### PAGE EXTRACT

2
$\begingroup$

Randal Bryant developed an exponential size lower bound for any BDD encoding the middle bit output of the multiplication function, regardless of variable permutation.

But at the same time the multiplication function is decidable in logarithmic space. Of course related to P versus NP, the lower bounds complexity of its inverse function is currently unknown. Having an efficient BDD encoding for multiplication also provides a mechanism for efficient factoring, so I understand that this would seem implausible.

However, if a function belongs to L (such as multiplication or so I think), it most certainly belongs to L/Poly which is (to my understanding) the class of polynomial sized BDDs.

From what I can discern, Bryant's proof relies on communication complexity rather than crypto-hardness assumptions or building upon mainstream conjecture. So what's going on here that seems a blatant contradiction in known lower bounds?

For some related background see this post: https://cstheory.stackexchange.com/questions/3462/most-significant-bit-of-integer-multiplication-and-binary-decision-diagrams

$\endgroup$
  • $\begingroup$ Do you have a more precise formulation of the statement that multiplication is decidable in logarithmic space? And a reference for that result? Is the result saying that the language $\{(x,y,z) : xy=z\}$ is in $L$? That corresponds to checking the output of a multiplication algorithm. Note that checking that an answer is correct can sometimes be easier than computing the correct answer (see, e.g., the P vs NP question). When reasoning about complexity classes below P, small details of how the problem is represented/encoded as a language can make a difference. $\endgroup$ – D.W. Feb 23 '17 at 16:45
  • $\begingroup$ Please don't vandalize your questions. $\endgroup$ – Columbia says Reinstate Monica Nov 28 '18 at 2:43
0
$\begingroup$

I think the resolution to the paradox comes from looking more carefully what is meant when we say that multiplication can be performed in logarithmic space, and looking more carefully at what we mean by a BDD.

######

### INSTRUCTIONS
A - In the thread on BDD lower bounds, shorten the paragraph that begins "But at the same time the multiplication function" and keep its main facts.
B - According to the thread on BDD lower bounds, what does Bryant's proof rely on instead of crypto-hardness assumptions or mainstream conjecture?
None of the records is needed here.

### DATA EXCERPTS

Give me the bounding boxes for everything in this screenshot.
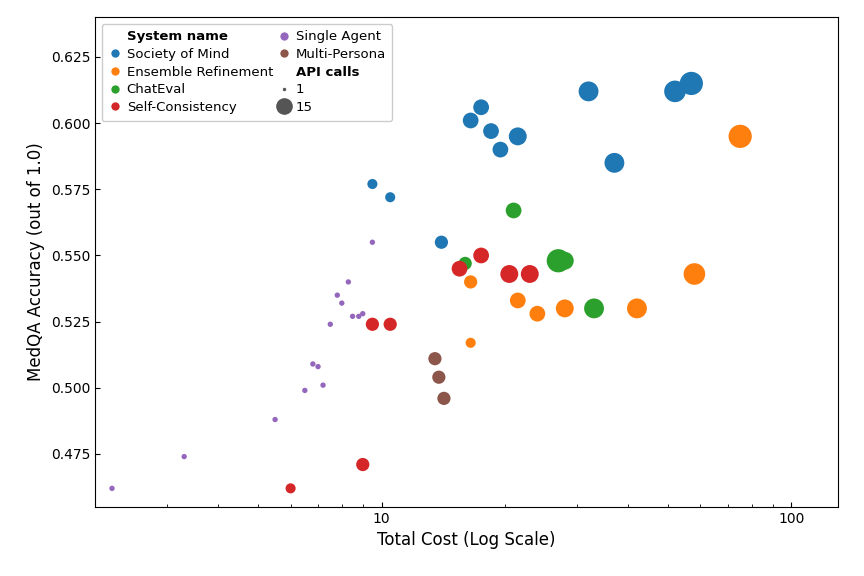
Single Agent bbox=[346, 312, 359, 321]
Society of Mind bbox=[581, 87, 595, 96]
Ensemble Refinement bbox=[734, 132, 747, 141]
Single Agent bbox=[177, 452, 191, 461]
Ensemble Refinement bbox=[530, 309, 544, 319]
ChatEval bbox=[558, 256, 572, 266]
Point bbox=[335, 44, 349, 54]
Multi-Persona bbox=[428, 354, 442, 363]
Society of Mind bbox=[668, 87, 682, 96]
Single Agent bbox=[311, 362, 325, 371]
Society of Mind bbox=[607, 158, 621, 168]
ChatEval bbox=[588, 304, 601, 313]
Society of Mind bbox=[511, 132, 524, 141]
Society of Mind bbox=[435, 238, 448, 247]
Single Agent bbox=[330, 290, 344, 300]
Society of Mind bbox=[474, 103, 488, 112]
Ensemble Refinement bbox=[464, 277, 478, 286]
Self-Consistency bbox=[474, 251, 488, 260]
Legend: System name, Society of Mind, Ensemble Refinement, ChatEval, Self-Consistency, S: System name, Society of Mind, Ensemble R… bbox=[102, 24, 392, 120]
Single Agent bbox=[323, 320, 337, 329]
Single Agent bbox=[298, 386, 312, 395]
Single Agent bbox=[105, 484, 119, 493]
ChatEval bbox=[453, 264, 467, 273]
Single Agent bbox=[335, 298, 349, 308]
Single Agent bbox=[341, 277, 355, 286]
Ensemble Refinement bbox=[558, 304, 572, 313]
X-axis label: Total Cost (Log Scale): Total Cost (Log Scale) bbox=[378, 531, 556, 550]
Y-axis label: MedQA Accuracy (out of 1.0): MedQA Accuracy (out of 1.0) bbox=[27, 143, 45, 381]
Society of Mind bbox=[384, 192, 397, 202]
Ensemble Refinement bbox=[464, 338, 478, 347]
Society of Mind bbox=[365, 179, 379, 188]
Self-Consistency bbox=[283, 484, 297, 493]
Society of Mind bbox=[493, 145, 507, 154]
ChatEval bbox=[458, 259, 472, 268]
Society of Mind bbox=[464, 116, 478, 125]
Single Agent bbox=[316, 381, 330, 390]
Self-Consistency bbox=[365, 320, 379, 329]
Self-Consistency bbox=[453, 264, 467, 273]
Self-Consistency bbox=[384, 320, 397, 329]
Ensemble Refinement bbox=[511, 296, 524, 305]
Ensemble Refinement bbox=[688, 270, 702, 279]
Single Agent bbox=[268, 415, 282, 424]
Single Agent bbox=[356, 309, 370, 319]
Single Agent bbox=[306, 359, 320, 369]
Society of Mind bbox=[484, 127, 498, 136]
Ensemble Refinement bbox=[630, 304, 644, 313]
Society of Mind bbox=[684, 79, 698, 88]
ChatEval bbox=[551, 256, 565, 266]
Self-Consistency bbox=[502, 270, 516, 279]
Single Agent bbox=[365, 238, 379, 247]
Multi-Persona bbox=[437, 394, 451, 403]
Self-Consistency bbox=[356, 460, 370, 469]
Single Agent bbox=[352, 312, 365, 321]
Self-Consistency bbox=[523, 270, 537, 279]
ChatEval bbox=[506, 206, 520, 215]
Multi-Persona bbox=[432, 373, 446, 382]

######

### TASK SOLUTIONS
A - Multiplication is nonetheless decidable in logarithmic space. The lower-bound complexity of its inverse is unknown, which relates to P versus NP. Because an efficient BDD encoding of multiplication would also allow efficient factoring, the writer sees why such an encoding would seem implausible.

B - It relies on communication complexity.